| Compito 1 |
Nel testo sulla leadership femminile in Africa, che cosa ha fatto nascere la scolarizzazione delle donne?
| Compito 2 |
Trascrivi parola per parola il passo del testo sulla leadership femminile in Africa da "Il dinamismo impressionante" a "mense, dei ristoranti.".

━━━ Testo di riferimento

Dall’ultimo numero della rivista «Vita e Pensiero» pubblichiamo uno stralcio da «La leadership femminile nell’Africa del XXI secolo» (traduzione di Mario Porro) di Josée Ngalula, teologa, religiosa della Congregation Saint-André e prima donna africana a entrare nella Commissione Teologica Internazionale.

Josée Ngalula 

Il dinamismo impressionante delle donne africane in materia economica fin dall’Africa tradizionale si è rafforzato con l’avvento della colonizzazione, e poi delle indipendenze africane. La scolarizzazione delle donne ha fatto nascere il salariato femminile: maestre, addette alle pulizie, segretarie, hostess, cassiere.

Ma in rapporto alla leadership femminile nell’ambito economico, l’epoca contemporanea ha soprattutto dato alle donne alfabetizzate una maggiore autonomia, specialmente a quelle che sono emigrate in città: alcune nubili vi hanno sviluppato attività commerciali di ampia portata, rivaleggiando talvolta con i grandi commercianti europei, per l’approvvigionamento regolare e su vasta scala dei mercati, delle mense, dei ristoranti.

━━━━━━
━━━ Dati forniti

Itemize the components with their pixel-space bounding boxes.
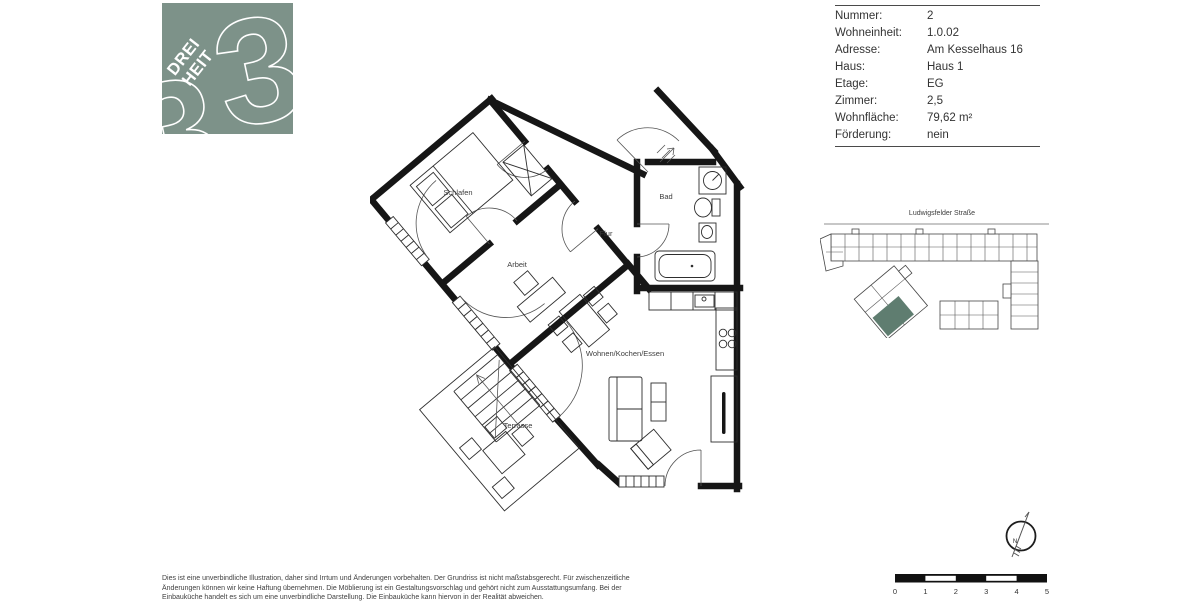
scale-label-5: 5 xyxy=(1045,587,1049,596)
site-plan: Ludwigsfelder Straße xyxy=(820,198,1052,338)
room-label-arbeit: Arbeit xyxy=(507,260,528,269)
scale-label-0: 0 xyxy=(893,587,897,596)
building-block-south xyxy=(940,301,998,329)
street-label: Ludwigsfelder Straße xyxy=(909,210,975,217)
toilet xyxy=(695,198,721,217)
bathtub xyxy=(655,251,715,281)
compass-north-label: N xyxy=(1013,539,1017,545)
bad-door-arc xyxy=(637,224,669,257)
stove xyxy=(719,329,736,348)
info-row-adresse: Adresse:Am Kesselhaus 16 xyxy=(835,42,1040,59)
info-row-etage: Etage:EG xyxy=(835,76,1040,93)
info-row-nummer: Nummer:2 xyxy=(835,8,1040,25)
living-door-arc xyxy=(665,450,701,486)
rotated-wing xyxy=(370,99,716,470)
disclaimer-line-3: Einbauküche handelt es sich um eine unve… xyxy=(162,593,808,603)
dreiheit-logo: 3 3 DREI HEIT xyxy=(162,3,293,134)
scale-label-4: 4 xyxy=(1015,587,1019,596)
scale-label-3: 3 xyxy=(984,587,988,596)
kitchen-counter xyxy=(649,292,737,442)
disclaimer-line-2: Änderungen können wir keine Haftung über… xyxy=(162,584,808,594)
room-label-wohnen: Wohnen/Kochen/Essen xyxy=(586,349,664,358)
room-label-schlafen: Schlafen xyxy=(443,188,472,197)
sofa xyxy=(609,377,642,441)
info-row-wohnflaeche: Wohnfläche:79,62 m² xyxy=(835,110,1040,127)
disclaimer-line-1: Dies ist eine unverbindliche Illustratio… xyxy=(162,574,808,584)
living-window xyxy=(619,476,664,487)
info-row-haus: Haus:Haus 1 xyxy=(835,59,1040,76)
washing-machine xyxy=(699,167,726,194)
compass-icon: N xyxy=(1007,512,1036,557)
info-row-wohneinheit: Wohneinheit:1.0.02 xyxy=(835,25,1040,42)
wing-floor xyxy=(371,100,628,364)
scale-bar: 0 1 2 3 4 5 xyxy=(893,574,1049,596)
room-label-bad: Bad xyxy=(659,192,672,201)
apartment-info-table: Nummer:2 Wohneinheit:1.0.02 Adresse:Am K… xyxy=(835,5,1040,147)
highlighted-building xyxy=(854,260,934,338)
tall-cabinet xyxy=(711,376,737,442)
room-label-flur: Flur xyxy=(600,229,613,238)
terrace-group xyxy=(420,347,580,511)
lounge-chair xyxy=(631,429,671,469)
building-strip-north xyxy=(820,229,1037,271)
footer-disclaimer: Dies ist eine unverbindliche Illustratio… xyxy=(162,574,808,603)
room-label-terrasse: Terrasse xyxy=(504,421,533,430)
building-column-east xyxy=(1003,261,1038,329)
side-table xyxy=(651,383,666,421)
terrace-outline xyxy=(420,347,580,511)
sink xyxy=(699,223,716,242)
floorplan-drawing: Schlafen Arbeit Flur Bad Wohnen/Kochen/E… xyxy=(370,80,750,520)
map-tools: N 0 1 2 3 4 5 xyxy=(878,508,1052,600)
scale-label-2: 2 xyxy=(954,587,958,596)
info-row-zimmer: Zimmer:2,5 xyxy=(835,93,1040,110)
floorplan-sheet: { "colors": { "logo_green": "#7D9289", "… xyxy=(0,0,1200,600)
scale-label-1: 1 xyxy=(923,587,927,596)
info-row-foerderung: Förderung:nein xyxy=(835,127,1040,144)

━━━━━━
━━━ Dati forniti

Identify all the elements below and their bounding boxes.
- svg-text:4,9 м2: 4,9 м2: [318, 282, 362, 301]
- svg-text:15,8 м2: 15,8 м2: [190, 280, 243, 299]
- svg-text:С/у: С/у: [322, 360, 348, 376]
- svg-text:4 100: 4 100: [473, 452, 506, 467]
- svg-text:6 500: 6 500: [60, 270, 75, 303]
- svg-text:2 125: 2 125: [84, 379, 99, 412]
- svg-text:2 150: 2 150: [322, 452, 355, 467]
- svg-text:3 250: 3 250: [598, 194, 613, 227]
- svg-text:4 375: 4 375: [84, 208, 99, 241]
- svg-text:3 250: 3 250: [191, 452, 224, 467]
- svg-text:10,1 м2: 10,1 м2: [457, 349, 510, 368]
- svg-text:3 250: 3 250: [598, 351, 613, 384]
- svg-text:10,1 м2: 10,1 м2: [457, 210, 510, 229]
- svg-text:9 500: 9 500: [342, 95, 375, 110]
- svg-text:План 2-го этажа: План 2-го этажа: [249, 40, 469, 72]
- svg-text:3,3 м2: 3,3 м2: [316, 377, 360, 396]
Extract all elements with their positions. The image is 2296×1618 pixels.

━━━━━━

| Risultato del compito 1 |
Il salariato femminile: maestre, addette alle pulizie, segretarie, hostess, cassiere.

| Risultato del compito 2 |
Il dinamismo impressionante delle donne africane in materia economica fin dall’Africa tradizionale si è rafforzato con l’avvento della colonizzazione, e poi delle indipendenze africane. La scolarizzazione delle donne ha fatto nascere il salariato femminile: maestre, addette alle pulizie, segretarie, hostess, cassiere.

Ma in rapporto alla leadership femminile nell’ambito economico, l’epoca contemporanea ha soprattutto dato alle donne alfabetizzate una maggiore autonomia, specialmente a quelle che sono emigrate in città: alcune nubili vi hanno sviluppato attività commerciali di ampia portata, rivaleggiando talvolta con i grandi commercianti europei, per l’approvvigionamento regolare e su vasta scala dei mercati, delle mense, dei ristoranti.